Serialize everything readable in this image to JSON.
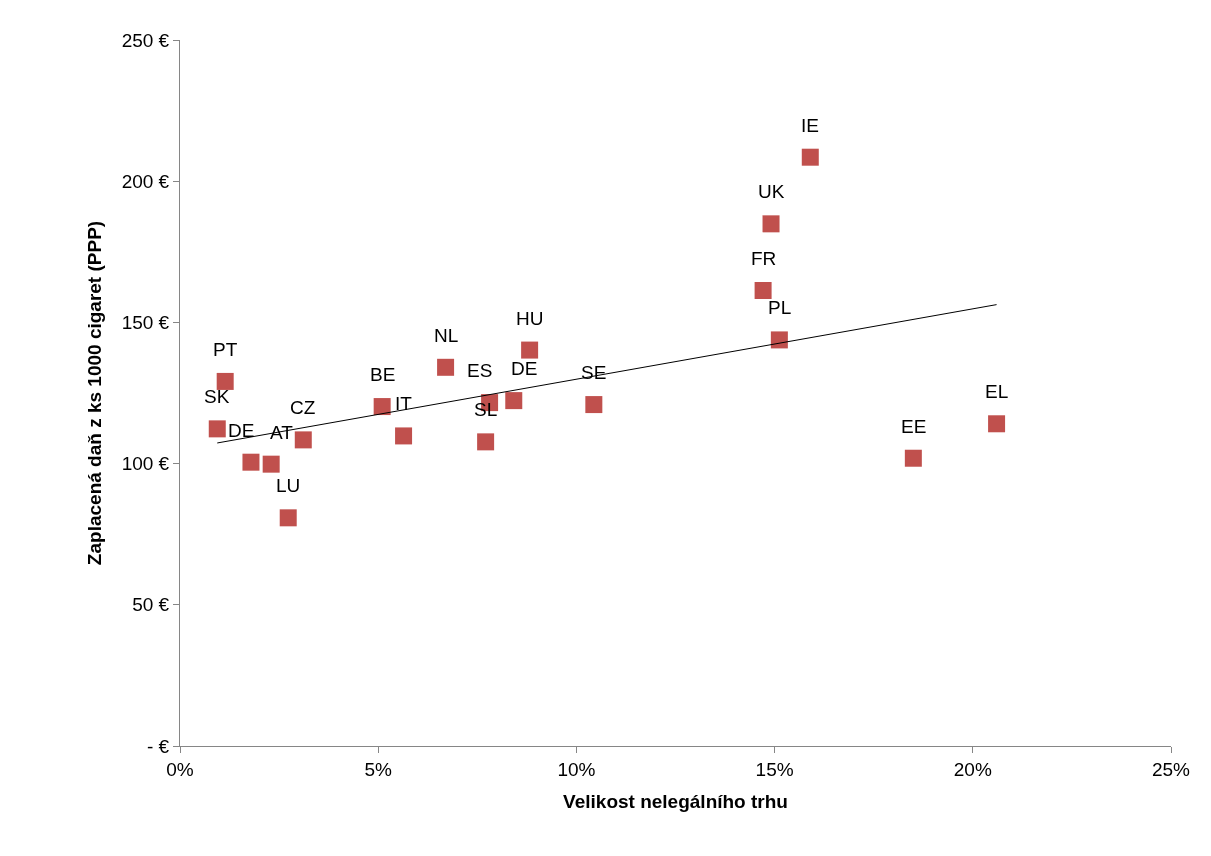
{
  "chart_data": {
    "type": "scatter",
    "xlabel": "Velikost nelegálního trhu",
    "ylabel": "Zaplacená daň z ks 1000 cigaret (PPP)",
    "xlim": [
      0,
      25
    ],
    "ylim": [
      0,
      250
    ],
    "xticks": [
      {
        "value": 0,
        "label": "0%"
      },
      {
        "value": 5,
        "label": "5%"
      },
      {
        "value": 10,
        "label": "10%"
      },
      {
        "value": 15,
        "label": "15%"
      },
      {
        "value": 20,
        "label": "20%"
      },
      {
        "value": 25,
        "label": "25%"
      }
    ],
    "yticks": [
      {
        "value": 0,
        "label": "- €"
      },
      {
        "value": 50,
        "label": "50 €"
      },
      {
        "value": 100,
        "label": "100 €"
      },
      {
        "value": 150,
        "label": "150 €"
      },
      {
        "value": 200,
        "label": "200 €"
      },
      {
        "value": 250,
        "label": "250 €"
      }
    ],
    "marker": "square",
    "series": [
      {
        "color": "#c0504d",
        "x": [
          0.94,
          1.14,
          1.79,
          2.3,
          2.73,
          3.11,
          5.1,
          5.64,
          6.7,
          7.71,
          7.81,
          8.42,
          8.82,
          10.44,
          14.71,
          14.91,
          15.12,
          15.9,
          18.5,
          20.6
        ],
        "values": [
          112.3,
          129.1,
          100.5,
          99.8,
          80.8,
          108.4,
          120.2,
          109.8,
          134.1,
          107.7,
          121.6,
          122.3,
          140.2,
          120.9,
          161.3,
          184.9,
          143.8,
          208.5,
          101.9,
          114.1
        ]
      },
      {
        "type": "line",
        "color": "#000000",
        "marker": "none",
        "x": [
          0.94,
          20.6
        ],
        "values": [
          107.3,
          156.3
        ]
      }
    ],
    "annotations": [
      {
        "text": "SK",
        "x": 0.94,
        "y": 112.3
      },
      {
        "text": "PT",
        "x": 1.14,
        "y": 129.1
      },
      {
        "text": "DE",
        "x": 1.79,
        "y": 100.5
      },
      {
        "text": "AT",
        "x": 2.3,
        "y": 99.8
      },
      {
        "text": "LU",
        "x": 2.73,
        "y": 80.8
      },
      {
        "text": "CZ",
        "x": 3.11,
        "y": 108.4
      },
      {
        "text": "BE",
        "x": 5.1,
        "y": 120.2
      },
      {
        "text": "IT",
        "x": 5.64,
        "y": 109.8
      },
      {
        "text": "NL",
        "x": 6.7,
        "y": 134.1
      },
      {
        "text": "SL",
        "x": 7.71,
        "y": 107.7
      },
      {
        "text": "ES",
        "x": 7.81,
        "y": 121.6
      },
      {
        "text": "DE",
        "x": 8.42,
        "y": 122.3
      },
      {
        "text": "HU",
        "x": 8.82,
        "y": 140.2
      },
      {
        "text": "SE",
        "x": 10.44,
        "y": 120.9
      },
      {
        "text": "FR",
        "x": 14.71,
        "y": 161.3
      },
      {
        "text": "UK",
        "x": 14.91,
        "y": 184.9
      },
      {
        "text": "PL",
        "x": 15.12,
        "y": 143.8
      },
      {
        "text": "IE",
        "x": 15.9,
        "y": 208.5
      },
      {
        "text": "EE",
        "x": 18.5,
        "y": 101.9
      },
      {
        "text": "EL",
        "x": 20.6,
        "y": 114.1
      }
    ]
  }
}
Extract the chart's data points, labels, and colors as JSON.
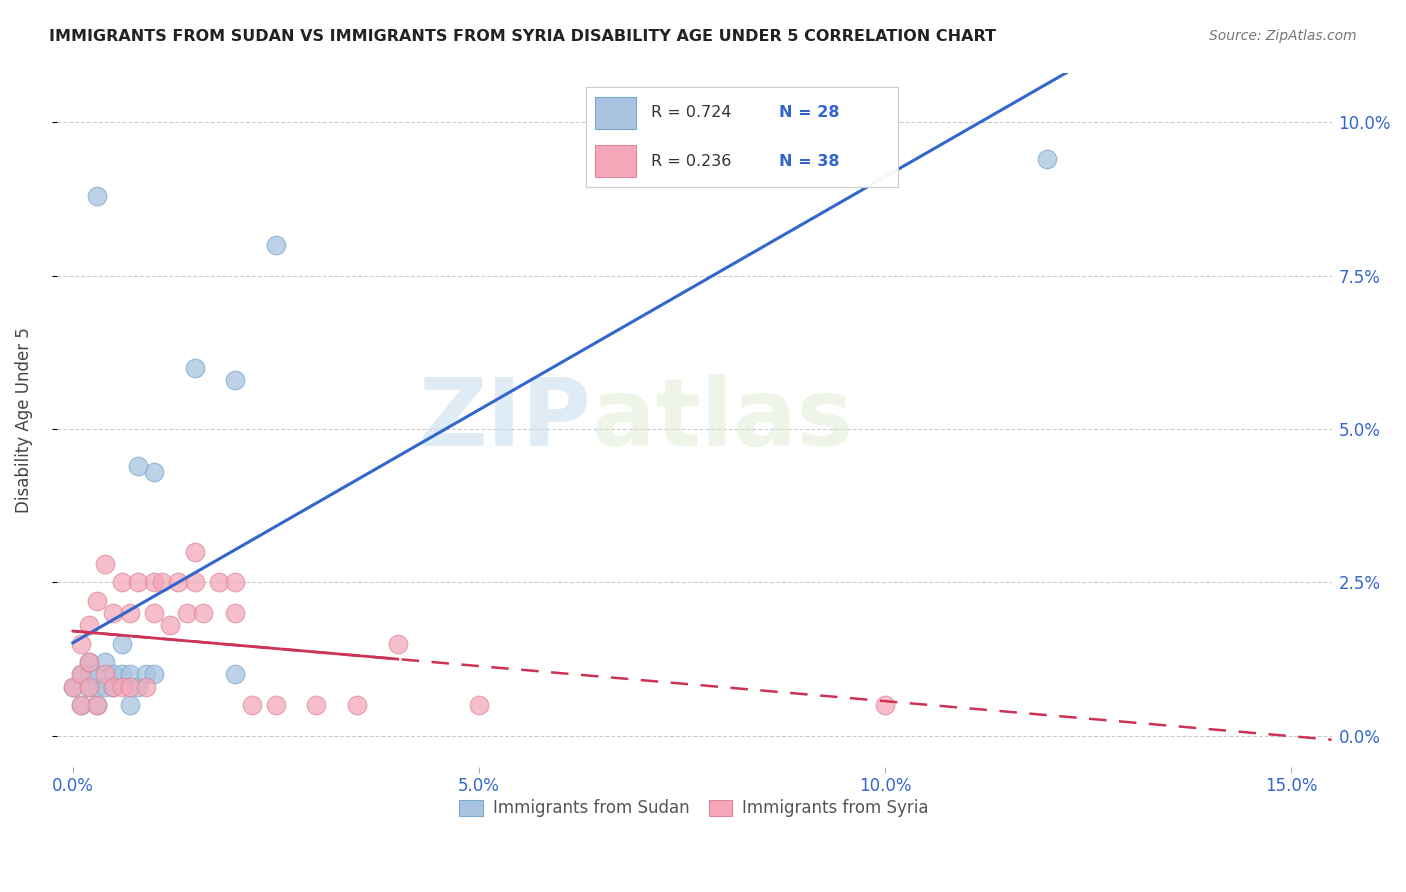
{
  "title": "IMMIGRANTS FROM SUDAN VS IMMIGRANTS FROM SYRIA DISABILITY AGE UNDER 5 CORRELATION CHART",
  "source": "Source: ZipAtlas.com",
  "ylabel": "Disability Age Under 5",
  "xlabel_vals": [
    0.0,
    0.05,
    0.1,
    0.15
  ],
  "ylabel_vals": [
    0.0,
    0.025,
    0.05,
    0.075,
    0.1
  ],
  "xlim": [
    -0.002,
    0.155
  ],
  "ylim": [
    -0.005,
    0.108
  ],
  "sudan_color": "#a8c4e0",
  "sudan_edge": "#7aa8cc",
  "syria_color": "#f4a7b9",
  "syria_edge": "#dd8899",
  "sudan_line_color": "#3366cc",
  "syria_line_color": "#cc3355",
  "sudan_R": "0.724",
  "sudan_N": "28",
  "syria_R": "0.236",
  "syria_N": "38",
  "watermark_zip": "ZIP",
  "watermark_atlas": "atlas",
  "sudan_x": [
    0.0,
    0.001,
    0.001,
    0.002,
    0.002,
    0.002,
    0.003,
    0.003,
    0.003,
    0.004,
    0.004,
    0.005,
    0.005,
    0.006,
    0.006,
    0.007,
    0.007,
    0.008,
    0.009,
    0.01,
    0.01,
    0.015,
    0.02,
    0.02,
    0.025,
    0.003,
    0.008,
    0.12
  ],
  "sudan_y": [
    0.008,
    0.005,
    0.01,
    0.008,
    0.01,
    0.012,
    0.005,
    0.008,
    0.01,
    0.008,
    0.012,
    0.008,
    0.01,
    0.01,
    0.015,
    0.005,
    0.01,
    0.008,
    0.01,
    0.01,
    0.043,
    0.06,
    0.01,
    0.058,
    0.08,
    0.088,
    0.044,
    0.094
  ],
  "syria_x": [
    0.0,
    0.001,
    0.001,
    0.001,
    0.002,
    0.002,
    0.002,
    0.003,
    0.003,
    0.004,
    0.004,
    0.005,
    0.005,
    0.006,
    0.006,
    0.007,
    0.007,
    0.008,
    0.009,
    0.01,
    0.01,
    0.011,
    0.012,
    0.013,
    0.014,
    0.015,
    0.015,
    0.016,
    0.018,
    0.02,
    0.02,
    0.022,
    0.025,
    0.03,
    0.035,
    0.04,
    0.05,
    0.1
  ],
  "syria_y": [
    0.008,
    0.005,
    0.01,
    0.015,
    0.008,
    0.012,
    0.018,
    0.005,
    0.022,
    0.01,
    0.028,
    0.008,
    0.02,
    0.008,
    0.025,
    0.008,
    0.02,
    0.025,
    0.008,
    0.02,
    0.025,
    0.025,
    0.018,
    0.025,
    0.02,
    0.025,
    0.03,
    0.02,
    0.025,
    0.02,
    0.025,
    0.005,
    0.005,
    0.005,
    0.005,
    0.015,
    0.005,
    0.005
  ],
  "legend_R_color": "#333333",
  "legend_N_color": "#3366cc"
}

* _EXERCISE REQUIREMENTS_
Can you retype every record above exactly, leaving out the pictures?

* _ANSWER IN FULL_
Serialize everything readable in this image to JSON.
{
  "chart_data": {
    "type": "scatter",
    "xlabel": "Velikost nelegálního trhu",
    "ylabel": "Zaplacená daň z ks 1000 cigaret (PPP)",
    "xlim": [
      0,
      25
    ],
    "ylim": [
      0,
      250
    ],
    "xticks": [
      {
        "value": 0,
        "label": "0%"
      },
      {
        "value": 5,
        "label": "5%"
      },
      {
        "value": 10,
        "label": "10%"
      },
      {
        "value": 15,
        "label": "15%"
      },
      {
        "value": 20,
        "label": "20%"
      },
      {
        "value": 25,
        "label": "25%"
      }
    ],
    "yticks": [
      {
        "value": 0,
        "label": "- €"
      },
      {
        "value": 50,
        "label": "50 €"
      },
      {
        "value": 100,
        "label": "100 €"
      },
      {
        "value": 150,
        "label": "150 €"
      },
      {
        "value": 200,
        "label": "200 €"
      },
      {
        "value": 250,
        "label": "250 €"
      }
    ],
    "marker": "square",
    "series": [
      {
        "color": "#c0504d",
        "x": [
          0.94,
          1.14,
          1.79,
          2.3,
          2.73,
          3.11,
          5.1,
          5.64,
          6.7,
          7.71,
          7.81,
          8.42,
          8.82,
          10.44,
          14.71,
          14.91,
          15.12,
          15.9,
          18.5,
          20.6
        ],
        "values": [
          112.3,
          129.1,
          100.5,
          99.8,
          80.8,
          108.4,
          120.2,
          109.8,
          134.1,
          107.7,
          121.6,
          122.3,
          140.2,
          120.9,
          161.3,
          184.9,
          143.8,
          208.5,
          101.9,
          114.1
        ]
      },
      {
        "type": "line",
        "color": "#000000",
        "marker": "none",
        "x": [
          0.94,
          20.6
        ],
        "values": [
          107.3,
          156.3
        ]
      }
    ],
    "annotations": [
      {
        "text": "SK",
        "x": 0.94,
        "y": 112.3
      },
      {
        "text": "PT",
        "x": 1.14,
        "y": 129.1
      },
      {
        "text": "DE",
        "x": 1.79,
        "y": 100.5
      },
      {
        "text": "AT",
        "x": 2.3,
        "y": 99.8
      },
      {
        "text": "LU",
        "x": 2.73,
        "y": 80.8
      },
      {
        "text": "CZ",
        "x": 3.11,
        "y": 108.4
      },
      {
        "text": "BE",
        "x": 5.1,
        "y": 120.2
      },
      {
        "text": "IT",
        "x": 5.64,
        "y": 109.8
      },
      {
        "text": "NL",
        "x": 6.7,
        "y": 134.1
      },
      {
        "text": "SL",
        "x": 7.71,
        "y": 107.7
      },
      {
        "text": "ES",
        "x": 7.81,
        "y": 121.6
      },
      {
        "text": "DE",
        "x": 8.42,
        "y": 122.3
      },
      {
        "text": "HU",
        "x": 8.82,
        "y": 140.2
      },
      {
        "text": "SE",
        "x": 10.44,
        "y": 120.9
      },
      {
        "text": "FR",
        "x": 14.71,
        "y": 161.3
      },
      {
        "text": "UK",
        "x": 14.91,
        "y": 184.9
      },
      {
        "text": "PL",
        "x": 15.12,
        "y": 143.8
      },
      {
        "text": "IE",
        "x": 15.9,
        "y": 208.5
      },
      {
        "text": "EE",
        "x": 18.5,
        "y": 101.9
      },
      {
        "text": "EL",
        "x": 20.6,
        "y": 114.1
      }
    ]
  }
}
Extract the chart's data points, labels, and colors as JSON.
{
  "title": "IMMIGRANTS FROM SUDAN VS IMMIGRANTS FROM SYRIA DISABILITY AGE UNDER 5 CORRELATION CHART",
  "source": "Source: ZipAtlas.com",
  "ylabel": "Disability Age Under 5",
  "xlabel_vals": [
    0.0,
    0.05,
    0.1,
    0.15
  ],
  "ylabel_vals": [
    0.0,
    0.025,
    0.05,
    0.075,
    0.1
  ],
  "xlim": [
    -0.002,
    0.155
  ],
  "ylim": [
    -0.005,
    0.108
  ],
  "sudan_color": "#a8c4e0",
  "sudan_edge": "#7aa8cc",
  "syria_color": "#f4a7b9",
  "syria_edge": "#dd8899",
  "sudan_line_color": "#3366cc",
  "syria_line_color": "#cc3355",
  "sudan_R": "0.724",
  "sudan_N": "28",
  "syria_R": "0.236",
  "syria_N": "38",
  "watermark_zip": "ZIP",
  "watermark_atlas": "atlas",
  "sudan_x": [
    0.0,
    0.001,
    0.001,
    0.002,
    0.002,
    0.002,
    0.003,
    0.003,
    0.003,
    0.004,
    0.004,
    0.005,
    0.005,
    0.006,
    0.006,
    0.007,
    0.007,
    0.008,
    0.009,
    0.01,
    0.01,
    0.015,
    0.02,
    0.02,
    0.025,
    0.003,
    0.008,
    0.12
  ],
  "sudan_y": [
    0.008,
    0.005,
    0.01,
    0.008,
    0.01,
    0.012,
    0.005,
    0.008,
    0.01,
    0.008,
    0.012,
    0.008,
    0.01,
    0.01,
    0.015,
    0.005,
    0.01,
    0.008,
    0.01,
    0.01,
    0.043,
    0.06,
    0.01,
    0.058,
    0.08,
    0.088,
    0.044,
    0.094
  ],
  "syria_x": [
    0.0,
    0.001,
    0.001,
    0.001,
    0.002,
    0.002,
    0.002,
    0.003,
    0.003,
    0.004,
    0.004,
    0.005,
    0.005,
    0.006,
    0.006,
    0.007,
    0.007,
    0.008,
    0.009,
    0.01,
    0.01,
    0.011,
    0.012,
    0.013,
    0.014,
    0.015,
    0.015,
    0.016,
    0.018,
    0.02,
    0.02,
    0.022,
    0.025,
    0.03,
    0.035,
    0.04,
    0.05,
    0.1
  ],
  "syria_y": [
    0.008,
    0.005,
    0.01,
    0.015,
    0.008,
    0.012,
    0.018,
    0.005,
    0.022,
    0.01,
    0.028,
    0.008,
    0.02,
    0.008,
    0.025,
    0.008,
    0.02,
    0.025,
    0.008,
    0.02,
    0.025,
    0.025,
    0.018,
    0.025,
    0.02,
    0.025,
    0.03,
    0.02,
    0.025,
    0.02,
    0.025,
    0.005,
    0.005,
    0.005,
    0.005,
    0.015,
    0.005,
    0.005
  ],
  "legend_R_color": "#333333",
  "legend_N_color": "#3366cc"
}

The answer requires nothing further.